___ Data for this exercise
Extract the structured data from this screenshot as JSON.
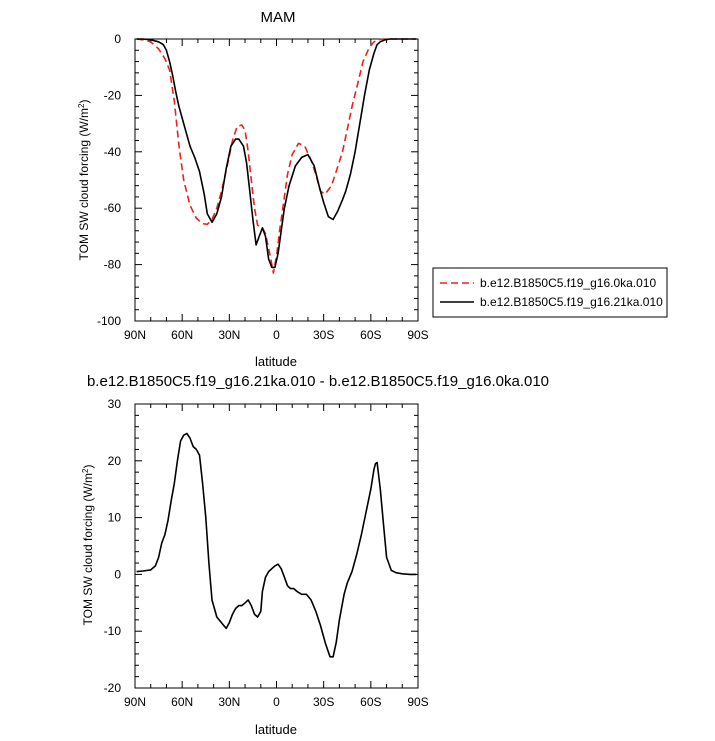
{
  "chart_data": [
    {
      "type": "line",
      "title": "MAM",
      "xlabel": "latitude",
      "ylabel": "TOM SW cloud forcing (W/m",
      "ylabel_sup": "2",
      "ylabel_tail": ")",
      "xlim": [
        90,
        -90
      ],
      "ylim": [
        -100,
        0
      ],
      "x_ticks": [
        90,
        60,
        30,
        0,
        -30,
        -60,
        -90
      ],
      "x_tick_labels": [
        "90N",
        "60N",
        "30N",
        "0",
        "30S",
        "60S",
        "90S"
      ],
      "y_ticks": [
        0,
        -20,
        -40,
        -60,
        -80,
        -100
      ],
      "y_tick_labels": [
        "0",
        "-20",
        "-40",
        "-60",
        "-80",
        "-100"
      ],
      "grid": false,
      "legend": "right",
      "series": [
        {
          "name": "b.e12.B1850C5.f19_g16.0ka.010",
          "color": "#e8231e",
          "dash": "dashed",
          "x": [
            89,
            85,
            80,
            75,
            71,
            68,
            65,
            62,
            59,
            55,
            51,
            47,
            44,
            41,
            38,
            35,
            31,
            28,
            25,
            22,
            20,
            18,
            16,
            14,
            12,
            9,
            7,
            4,
            2,
            0,
            -2,
            -5,
            -7,
            -10,
            -14,
            -18,
            -22,
            -25,
            -28,
            -31,
            -35,
            -38,
            -42,
            -45,
            -48,
            -52,
            -55,
            -59,
            -62,
            -65,
            -68,
            -72,
            -75,
            -80,
            -85,
            -89
          ],
          "y": [
            0,
            -0.3,
            -1,
            -3.5,
            -7,
            -11,
            -22,
            -38,
            -50,
            -59,
            -63.5,
            -65.5,
            -65.7,
            -64,
            -60,
            -54,
            -44,
            -36,
            -31,
            -30.5,
            -32.5,
            -40,
            -50,
            -60,
            -66,
            -67,
            -69,
            -77,
            -83,
            -77,
            -68,
            -56,
            -48,
            -41,
            -37,
            -38,
            -43,
            -48,
            -54,
            -55,
            -52,
            -47,
            -40,
            -32,
            -24,
            -15,
            -8,
            -3,
            -1,
            -0.3,
            0,
            0,
            0,
            0,
            0,
            0
          ]
        },
        {
          "name": "b.e12.B1850C5.f19_g16.21ka.010",
          "color": "#000000",
          "dash": "solid",
          "x": [
            89,
            85,
            80,
            75,
            72,
            70,
            68,
            66,
            64,
            62,
            59,
            55,
            52,
            49,
            46,
            44,
            41,
            38,
            35,
            32,
            29,
            26,
            24,
            21,
            19,
            17,
            15,
            13,
            11,
            9,
            7,
            5,
            3,
            1,
            -1,
            -3,
            -5,
            -8,
            -12,
            -16,
            -20,
            -24,
            -27,
            -30,
            -33,
            -36,
            -39,
            -42,
            -44,
            -47,
            -50,
            -53,
            -56,
            -59,
            -62,
            -64,
            -66,
            -69,
            -72,
            -76,
            -80,
            -85,
            -89
          ],
          "y": [
            0,
            0,
            -0.3,
            -1,
            -2,
            -4,
            -8,
            -13,
            -19,
            -24,
            -30,
            -38,
            -42,
            -47,
            -55,
            -62,
            -65,
            -62,
            -56,
            -46,
            -38,
            -35.5,
            -35.5,
            -38,
            -44,
            -54,
            -64,
            -73,
            -70,
            -67,
            -70,
            -78,
            -81,
            -81,
            -76,
            -68,
            -60,
            -52,
            -45,
            -42,
            -41,
            -45,
            -52,
            -58,
            -63,
            -64,
            -61,
            -57,
            -54,
            -48,
            -40,
            -30,
            -20,
            -11,
            -5,
            -2,
            -1,
            -0.3,
            0,
            0,
            0,
            0,
            0
          ]
        }
      ]
    },
    {
      "type": "line",
      "title": "b.e12.B1850C5.f19_g16.21ka.010 - b.e12.B1850C5.f19_g16.0ka.010",
      "xlabel": "latitude",
      "ylabel": "TOM SW cloud forcing (W/m",
      "ylabel_sup": "2",
      "ylabel_tail": ")",
      "xlim": [
        90,
        -90
      ],
      "ylim": [
        -20,
        30
      ],
      "x_ticks": [
        90,
        60,
        30,
        0,
        -30,
        -60,
        -90
      ],
      "x_tick_labels": [
        "90N",
        "60N",
        "30N",
        "0",
        "30S",
        "60S",
        "90S"
      ],
      "y_ticks": [
        30,
        20,
        10,
        0,
        -10,
        -20
      ],
      "y_tick_labels": [
        "30",
        "20",
        "10",
        "0",
        "-10",
        "-20"
      ],
      "grid": false,
      "series": [
        {
          "color": "#000000",
          "dash": "solid",
          "x": [
            89,
            85,
            80,
            77,
            75,
            73,
            71,
            69,
            67,
            65,
            63,
            61,
            59,
            57,
            55,
            53,
            51,
            49,
            47,
            45,
            43,
            41,
            38,
            35,
            32,
            30,
            28,
            26,
            24,
            22,
            20,
            18,
            16,
            14,
            12,
            10,
            9,
            7,
            5,
            3,
            1,
            -1,
            -3,
            -5,
            -7,
            -9,
            -11,
            -13,
            -16,
            -19,
            -22,
            -25,
            -28,
            -31,
            -34,
            -36,
            -38,
            -40,
            -43,
            -45,
            -48,
            -51,
            -54,
            -57,
            -60,
            -62,
            -63,
            -64,
            -66,
            -68,
            -70,
            -73,
            -76,
            -80,
            -85,
            -89
          ],
          "y": [
            0.5,
            0.6,
            0.8,
            1.5,
            3,
            5.5,
            7,
            9.5,
            13,
            16,
            20,
            23.5,
            24.5,
            24.8,
            24,
            22.5,
            22,
            21,
            16,
            10,
            2,
            -4.5,
            -7.5,
            -8.5,
            -9.5,
            -8.5,
            -7,
            -6,
            -5.5,
            -5.5,
            -5,
            -4.5,
            -5.5,
            -7,
            -7.5,
            -6.5,
            -3,
            -0.5,
            0.5,
            1,
            1.5,
            1.8,
            1,
            -0.5,
            -2,
            -2.5,
            -2.5,
            -3,
            -3.5,
            -3.5,
            -4.5,
            -6.5,
            -9,
            -12,
            -14.5,
            -14.5,
            -12,
            -8,
            -3.5,
            -1.5,
            0.5,
            3.5,
            7,
            11,
            15,
            18.5,
            19.5,
            19.7,
            15,
            9,
            3,
            0.7,
            0.3,
            0.1,
            0,
            0
          ]
        }
      ]
    }
  ]
}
______
Given task
Strip out the images, then output the records above word for word.

Answer
Extract the structured data from this screenshot as JSON.
{
  "chart_data": [
    {
      "type": "line",
      "title": "MAM",
      "xlabel": "latitude",
      "ylabel": "TOM SW cloud forcing (W/m",
      "ylabel_sup": "2",
      "ylabel_tail": ")",
      "xlim": [
        90,
        -90
      ],
      "ylim": [
        -100,
        0
      ],
      "x_ticks": [
        90,
        60,
        30,
        0,
        -30,
        -60,
        -90
      ],
      "x_tick_labels": [
        "90N",
        "60N",
        "30N",
        "0",
        "30S",
        "60S",
        "90S"
      ],
      "y_ticks": [
        0,
        -20,
        -40,
        -60,
        -80,
        -100
      ],
      "y_tick_labels": [
        "0",
        "-20",
        "-40",
        "-60",
        "-80",
        "-100"
      ],
      "grid": false,
      "legend": "right",
      "series": [
        {
          "name": "b.e12.B1850C5.f19_g16.0ka.010",
          "color": "#e8231e",
          "dash": "dashed",
          "x": [
            89,
            85,
            80,
            75,
            71,
            68,
            65,
            62,
            59,
            55,
            51,
            47,
            44,
            41,
            38,
            35,
            31,
            28,
            25,
            22,
            20,
            18,
            16,
            14,
            12,
            9,
            7,
            4,
            2,
            0,
            -2,
            -5,
            -7,
            -10,
            -14,
            -18,
            -22,
            -25,
            -28,
            -31,
            -35,
            -38,
            -42,
            -45,
            -48,
            -52,
            -55,
            -59,
            -62,
            -65,
            -68,
            -72,
            -75,
            -80,
            -85,
            -89
          ],
          "y": [
            0,
            -0.3,
            -1,
            -3.5,
            -7,
            -11,
            -22,
            -38,
            -50,
            -59,
            -63.5,
            -65.5,
            -65.7,
            -64,
            -60,
            -54,
            -44,
            -36,
            -31,
            -30.5,
            -32.5,
            -40,
            -50,
            -60,
            -66,
            -67,
            -69,
            -77,
            -83,
            -77,
            -68,
            -56,
            -48,
            -41,
            -37,
            -38,
            -43,
            -48,
            -54,
            -55,
            -52,
            -47,
            -40,
            -32,
            -24,
            -15,
            -8,
            -3,
            -1,
            -0.3,
            0,
            0,
            0,
            0,
            0,
            0
          ]
        },
        {
          "name": "b.e12.B1850C5.f19_g16.21ka.010",
          "color": "#000000",
          "dash": "solid",
          "x": [
            89,
            85,
            80,
            75,
            72,
            70,
            68,
            66,
            64,
            62,
            59,
            55,
            52,
            49,
            46,
            44,
            41,
            38,
            35,
            32,
            29,
            26,
            24,
            21,
            19,
            17,
            15,
            13,
            11,
            9,
            7,
            5,
            3,
            1,
            -1,
            -3,
            -5,
            -8,
            -12,
            -16,
            -20,
            -24,
            -27,
            -30,
            -33,
            -36,
            -39,
            -42,
            -44,
            -47,
            -50,
            -53,
            -56,
            -59,
            -62,
            -64,
            -66,
            -69,
            -72,
            -76,
            -80,
            -85,
            -89
          ],
          "y": [
            0,
            0,
            -0.3,
            -1,
            -2,
            -4,
            -8,
            -13,
            -19,
            -24,
            -30,
            -38,
            -42,
            -47,
            -55,
            -62,
            -65,
            -62,
            -56,
            -46,
            -38,
            -35.5,
            -35.5,
            -38,
            -44,
            -54,
            -64,
            -73,
            -70,
            -67,
            -70,
            -78,
            -81,
            -81,
            -76,
            -68,
            -60,
            -52,
            -45,
            -42,
            -41,
            -45,
            -52,
            -58,
            -63,
            -64,
            -61,
            -57,
            -54,
            -48,
            -40,
            -30,
            -20,
            -11,
            -5,
            -2,
            -1,
            -0.3,
            0,
            0,
            0,
            0,
            0
          ]
        }
      ]
    },
    {
      "type": "line",
      "title": "b.e12.B1850C5.f19_g16.21ka.010 - b.e12.B1850C5.f19_g16.0ka.010",
      "xlabel": "latitude",
      "ylabel": "TOM SW cloud forcing (W/m",
      "ylabel_sup": "2",
      "ylabel_tail": ")",
      "xlim": [
        90,
        -90
      ],
      "ylim": [
        -20,
        30
      ],
      "x_ticks": [
        90,
        60,
        30,
        0,
        -30,
        -60,
        -90
      ],
      "x_tick_labels": [
        "90N",
        "60N",
        "30N",
        "0",
        "30S",
        "60S",
        "90S"
      ],
      "y_ticks": [
        30,
        20,
        10,
        0,
        -10,
        -20
      ],
      "y_tick_labels": [
        "30",
        "20",
        "10",
        "0",
        "-10",
        "-20"
      ],
      "grid": false,
      "series": [
        {
          "color": "#000000",
          "dash": "solid",
          "x": [
            89,
            85,
            80,
            77,
            75,
            73,
            71,
            69,
            67,
            65,
            63,
            61,
            59,
            57,
            55,
            53,
            51,
            49,
            47,
            45,
            43,
            41,
            38,
            35,
            32,
            30,
            28,
            26,
            24,
            22,
            20,
            18,
            16,
            14,
            12,
            10,
            9,
            7,
            5,
            3,
            1,
            -1,
            -3,
            -5,
            -7,
            -9,
            -11,
            -13,
            -16,
            -19,
            -22,
            -25,
            -28,
            -31,
            -34,
            -36,
            -38,
            -40,
            -43,
            -45,
            -48,
            -51,
            -54,
            -57,
            -60,
            -62,
            -63,
            -64,
            -66,
            -68,
            -70,
            -73,
            -76,
            -80,
            -85,
            -89
          ],
          "y": [
            0.5,
            0.6,
            0.8,
            1.5,
            3,
            5.5,
            7,
            9.5,
            13,
            16,
            20,
            23.5,
            24.5,
            24.8,
            24,
            22.5,
            22,
            21,
            16,
            10,
            2,
            -4.5,
            -7.5,
            -8.5,
            -9.5,
            -8.5,
            -7,
            -6,
            -5.5,
            -5.5,
            -5,
            -4.5,
            -5.5,
            -7,
            -7.5,
            -6.5,
            -3,
            -0.5,
            0.5,
            1,
            1.5,
            1.8,
            1,
            -0.5,
            -2,
            -2.5,
            -2.5,
            -3,
            -3.5,
            -3.5,
            -4.5,
            -6.5,
            -9,
            -12,
            -14.5,
            -14.5,
            -12,
            -8,
            -3.5,
            -1.5,
            0.5,
            3.5,
            7,
            11,
            15,
            18.5,
            19.5,
            19.7,
            15,
            9,
            3,
            0.7,
            0.3,
            0.1,
            0,
            0
          ]
        }
      ]
    }
  ]
}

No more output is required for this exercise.